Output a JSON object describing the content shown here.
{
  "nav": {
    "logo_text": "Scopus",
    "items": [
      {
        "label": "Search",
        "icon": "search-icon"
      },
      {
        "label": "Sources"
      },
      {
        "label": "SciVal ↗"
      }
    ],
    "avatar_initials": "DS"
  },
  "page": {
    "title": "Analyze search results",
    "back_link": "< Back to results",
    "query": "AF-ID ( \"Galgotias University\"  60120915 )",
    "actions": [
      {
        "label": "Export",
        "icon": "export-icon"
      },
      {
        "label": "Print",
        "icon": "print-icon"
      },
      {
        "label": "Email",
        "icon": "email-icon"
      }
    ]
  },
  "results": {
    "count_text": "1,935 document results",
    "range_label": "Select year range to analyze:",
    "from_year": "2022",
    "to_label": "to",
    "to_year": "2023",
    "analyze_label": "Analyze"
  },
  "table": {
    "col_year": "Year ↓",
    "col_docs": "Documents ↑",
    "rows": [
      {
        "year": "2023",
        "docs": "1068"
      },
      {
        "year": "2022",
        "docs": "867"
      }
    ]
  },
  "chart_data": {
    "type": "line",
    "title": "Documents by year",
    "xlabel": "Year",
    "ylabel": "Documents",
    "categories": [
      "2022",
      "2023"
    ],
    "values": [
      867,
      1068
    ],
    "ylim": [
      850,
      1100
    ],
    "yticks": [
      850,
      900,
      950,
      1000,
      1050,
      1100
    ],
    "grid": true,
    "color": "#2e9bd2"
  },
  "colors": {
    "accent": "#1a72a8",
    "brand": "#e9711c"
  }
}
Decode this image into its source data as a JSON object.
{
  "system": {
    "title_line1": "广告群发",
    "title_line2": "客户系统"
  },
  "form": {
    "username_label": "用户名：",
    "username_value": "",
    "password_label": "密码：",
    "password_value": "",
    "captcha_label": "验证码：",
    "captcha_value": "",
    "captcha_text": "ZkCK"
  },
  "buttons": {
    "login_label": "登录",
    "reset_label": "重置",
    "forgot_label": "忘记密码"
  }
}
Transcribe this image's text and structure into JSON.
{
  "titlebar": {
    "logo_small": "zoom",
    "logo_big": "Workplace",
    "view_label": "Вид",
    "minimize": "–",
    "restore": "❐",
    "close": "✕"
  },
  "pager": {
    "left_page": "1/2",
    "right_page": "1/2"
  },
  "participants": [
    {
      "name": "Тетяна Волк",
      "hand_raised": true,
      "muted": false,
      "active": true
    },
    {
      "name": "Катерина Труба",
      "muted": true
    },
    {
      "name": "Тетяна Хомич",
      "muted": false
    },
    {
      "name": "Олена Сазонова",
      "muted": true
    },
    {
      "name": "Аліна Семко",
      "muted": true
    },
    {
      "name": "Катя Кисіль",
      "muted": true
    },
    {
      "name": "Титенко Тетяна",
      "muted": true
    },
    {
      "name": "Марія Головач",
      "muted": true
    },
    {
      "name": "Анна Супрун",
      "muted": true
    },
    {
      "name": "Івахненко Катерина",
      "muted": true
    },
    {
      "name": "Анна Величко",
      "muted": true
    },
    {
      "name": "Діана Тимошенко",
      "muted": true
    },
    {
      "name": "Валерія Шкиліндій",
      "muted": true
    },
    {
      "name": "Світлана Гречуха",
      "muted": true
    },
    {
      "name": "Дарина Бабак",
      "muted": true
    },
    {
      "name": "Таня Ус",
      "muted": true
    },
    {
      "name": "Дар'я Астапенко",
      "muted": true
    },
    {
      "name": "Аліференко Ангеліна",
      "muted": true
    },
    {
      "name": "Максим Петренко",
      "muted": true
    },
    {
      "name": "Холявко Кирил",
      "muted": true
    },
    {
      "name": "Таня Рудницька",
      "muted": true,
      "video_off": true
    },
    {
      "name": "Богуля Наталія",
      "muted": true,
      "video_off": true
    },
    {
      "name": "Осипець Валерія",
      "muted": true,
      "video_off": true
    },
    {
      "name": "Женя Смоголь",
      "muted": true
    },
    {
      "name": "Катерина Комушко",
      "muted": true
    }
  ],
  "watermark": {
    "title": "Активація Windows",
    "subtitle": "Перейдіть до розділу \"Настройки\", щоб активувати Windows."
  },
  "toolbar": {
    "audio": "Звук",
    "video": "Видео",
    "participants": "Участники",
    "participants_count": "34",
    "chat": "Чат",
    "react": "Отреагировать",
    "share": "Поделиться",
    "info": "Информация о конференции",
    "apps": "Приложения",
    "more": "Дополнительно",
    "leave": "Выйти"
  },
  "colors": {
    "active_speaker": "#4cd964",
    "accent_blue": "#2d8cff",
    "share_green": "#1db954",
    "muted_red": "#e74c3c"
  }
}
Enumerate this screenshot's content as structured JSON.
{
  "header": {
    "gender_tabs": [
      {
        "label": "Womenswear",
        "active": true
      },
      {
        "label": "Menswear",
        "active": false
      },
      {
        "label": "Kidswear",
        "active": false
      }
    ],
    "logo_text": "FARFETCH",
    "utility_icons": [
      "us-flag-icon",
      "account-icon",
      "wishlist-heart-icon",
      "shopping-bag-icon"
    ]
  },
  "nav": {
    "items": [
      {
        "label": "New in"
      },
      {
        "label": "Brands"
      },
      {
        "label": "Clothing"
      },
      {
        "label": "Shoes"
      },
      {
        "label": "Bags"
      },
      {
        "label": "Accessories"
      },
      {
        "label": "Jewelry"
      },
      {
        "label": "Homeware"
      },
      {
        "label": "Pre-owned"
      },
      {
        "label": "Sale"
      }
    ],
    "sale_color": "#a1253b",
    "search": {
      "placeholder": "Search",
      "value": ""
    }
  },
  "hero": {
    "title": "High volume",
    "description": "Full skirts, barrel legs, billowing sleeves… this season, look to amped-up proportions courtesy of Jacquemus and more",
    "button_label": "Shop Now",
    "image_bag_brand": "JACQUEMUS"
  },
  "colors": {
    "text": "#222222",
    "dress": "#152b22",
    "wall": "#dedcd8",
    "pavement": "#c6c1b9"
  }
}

What needs to be done :: Above are some records; repeat all of them exactly.

Full response ::
Output a JSON object describing the content shown here.
{
  "nav": {
    "logo_text": "Scopus",
    "items": [
      {
        "label": "Search",
        "icon": "search-icon"
      },
      {
        "label": "Sources"
      },
      {
        "label": "SciVal ↗"
      }
    ],
    "avatar_initials": "DS"
  },
  "page": {
    "title": "Analyze search results",
    "back_link": "< Back to results",
    "query": "AF-ID ( \"Galgotias University\"  60120915 )",
    "actions": [
      {
        "label": "Export",
        "icon": "export-icon"
      },
      {
        "label": "Print",
        "icon": "print-icon"
      },
      {
        "label": "Email",
        "icon": "email-icon"
      }
    ]
  },
  "results": {
    "count_text": "1,935 document results",
    "range_label": "Select year range to analyze:",
    "from_year": "2022",
    "to_label": "to",
    "to_year": "2023",
    "analyze_label": "Analyze"
  },
  "table": {
    "col_year": "Year ↓",
    "col_docs": "Documents ↑",
    "rows": [
      {
        "year": "2023",
        "docs": "1068"
      },
      {
        "year": "2022",
        "docs": "867"
      }
    ]
  },
  "chart_data": {
    "type": "line",
    "title": "Documents by year",
    "xlabel": "Year",
    "ylabel": "Documents",
    "categories": [
      "2022",
      "2023"
    ],
    "values": [
      867,
      1068
    ],
    "ylim": [
      850,
      1100
    ],
    "yticks": [
      850,
      900,
      950,
      1000,
      1050,
      1100
    ],
    "grid": true,
    "color": "#2e9bd2"
  },
  "colors": {
    "accent": "#1a72a8",
    "brand": "#e9711c"
  }
}
Decode this image into its source data as a JSON object.
{
  "system": {
    "title_line1": "广告群发",
    "title_line2": "客户系统"
  },
  "form": {
    "username_label": "用户名：",
    "username_value": "",
    "password_label": "密码：",
    "password_value": "",
    "captcha_label": "验证码：",
    "captcha_value": "",
    "captcha_text": "ZkCK"
  },
  "buttons": {
    "login_label": "登录",
    "reset_label": "重置",
    "forgot_label": "忘记密码"
  }
}
Transcribe this image's text and structure into JSON.
{
  "titlebar": {
    "logo_small": "zoom",
    "logo_big": "Workplace",
    "view_label": "Вид",
    "minimize": "–",
    "restore": "❐",
    "close": "✕"
  },
  "pager": {
    "left_page": "1/2",
    "right_page": "1/2"
  },
  "participants": [
    {
      "name": "Тетяна Волк",
      "hand_raised": true,
      "muted": false,
      "active": true
    },
    {
      "name": "Катерина Труба",
      "muted": true
    },
    {
      "name": "Тетяна Хомич",
      "muted": false
    },
    {
      "name": "Олена Сазонова",
      "muted": true
    },
    {
      "name": "Аліна Семко",
      "muted": true
    },
    {
      "name": "Катя Кисіль",
      "muted": true
    },
    {
      "name": "Титенко Тетяна",
      "muted": true
    },
    {
      "name": "Марія Головач",
      "muted": true
    },
    {
      "name": "Анна Супрун",
      "muted": true
    },
    {
      "name": "Івахненко Катерина",
      "muted": true
    },
    {
      "name": "Анна Величко",
      "muted": true
    },
    {
      "name": "Діана Тимошенко",
      "muted": true
    },
    {
      "name": "Валерія Шкиліндій",
      "muted": true
    },
    {
      "name": "Світлана Гречуха",
      "muted": true
    },
    {
      "name": "Дарина Бабак",
      "muted": true
    },
    {
      "name": "Таня Ус",
      "muted": true
    },
    {
      "name": "Дар'я Астапенко",
      "muted": true
    },
    {
      "name": "Аліференко Ангеліна",
      "muted": true
    },
    {
      "name": "Максим Петренко",
      "muted": true
    },
    {
      "name": "Холявко Кирил",
      "muted": true
    },
    {
      "name": "Таня Рудницька",
      "muted": true,
      "video_off": true
    },
    {
      "name": "Богуля Наталія",
      "muted": true,
      "video_off": true
    },
    {
      "name": "Осипець Валерія",
      "muted": true,
      "video_off": true
    },
    {
      "name": "Женя Смоголь",
      "muted": true
    },
    {
      "name": "Катерина Комушко",
      "muted": true
    }
  ],
  "watermark": {
    "title": "Активація Windows",
    "subtitle": "Перейдіть до розділу \"Настройки\", щоб активувати Windows."
  },
  "toolbar": {
    "audio": "Звук",
    "video": "Видео",
    "participants": "Участники",
    "participants_count": "34",
    "chat": "Чат",
    "react": "Отреагировать",
    "share": "Поделиться",
    "info": "Информация о конференции",
    "apps": "Приложения",
    "more": "Дополнительно",
    "leave": "Выйти"
  },
  "colors": {
    "active_speaker": "#4cd964",
    "accent_blue": "#2d8cff",
    "share_green": "#1db954",
    "muted_red": "#e74c3c"
  }
}
Enumerate this screenshot's content as structured JSON.
{
  "header": {
    "gender_tabs": [
      {
        "label": "Womenswear",
        "active": true
      },
      {
        "label": "Menswear",
        "active": false
      },
      {
        "label": "Kidswear",
        "active": false
      }
    ],
    "logo_text": "FARFETCH",
    "utility_icons": [
      "us-flag-icon",
      "account-icon",
      "wishlist-heart-icon",
      "shopping-bag-icon"
    ]
  },
  "nav": {
    "items": [
      {
        "label": "New in"
      },
      {
        "label": "Brands"
      },
      {
        "label": "Clothing"
      },
      {
        "label": "Shoes"
      },
      {
        "label": "Bags"
      },
      {
        "label": "Accessories"
      },
      {
        "label": "Jewelry"
      },
      {
        "label": "Homeware"
      },
      {
        "label": "Pre-owned"
      },
      {
        "label": "Sale"
      }
    ],
    "sale_color": "#a1253b",
    "search": {
      "placeholder": "Search",
      "value": ""
    }
  },
  "hero": {
    "title": "High volume",
    "description": "Full skirts, barrel legs, billowing sleeves… this season, look to amped-up proportions courtesy of Jacquemus and more",
    "button_label": "Shop Now",
    "image_bag_brand": "JACQUEMUS"
  },
  "colors": {
    "text": "#222222",
    "dress": "#152b22",
    "wall": "#dedcd8",
    "pavement": "#c6c1b9"
  }
}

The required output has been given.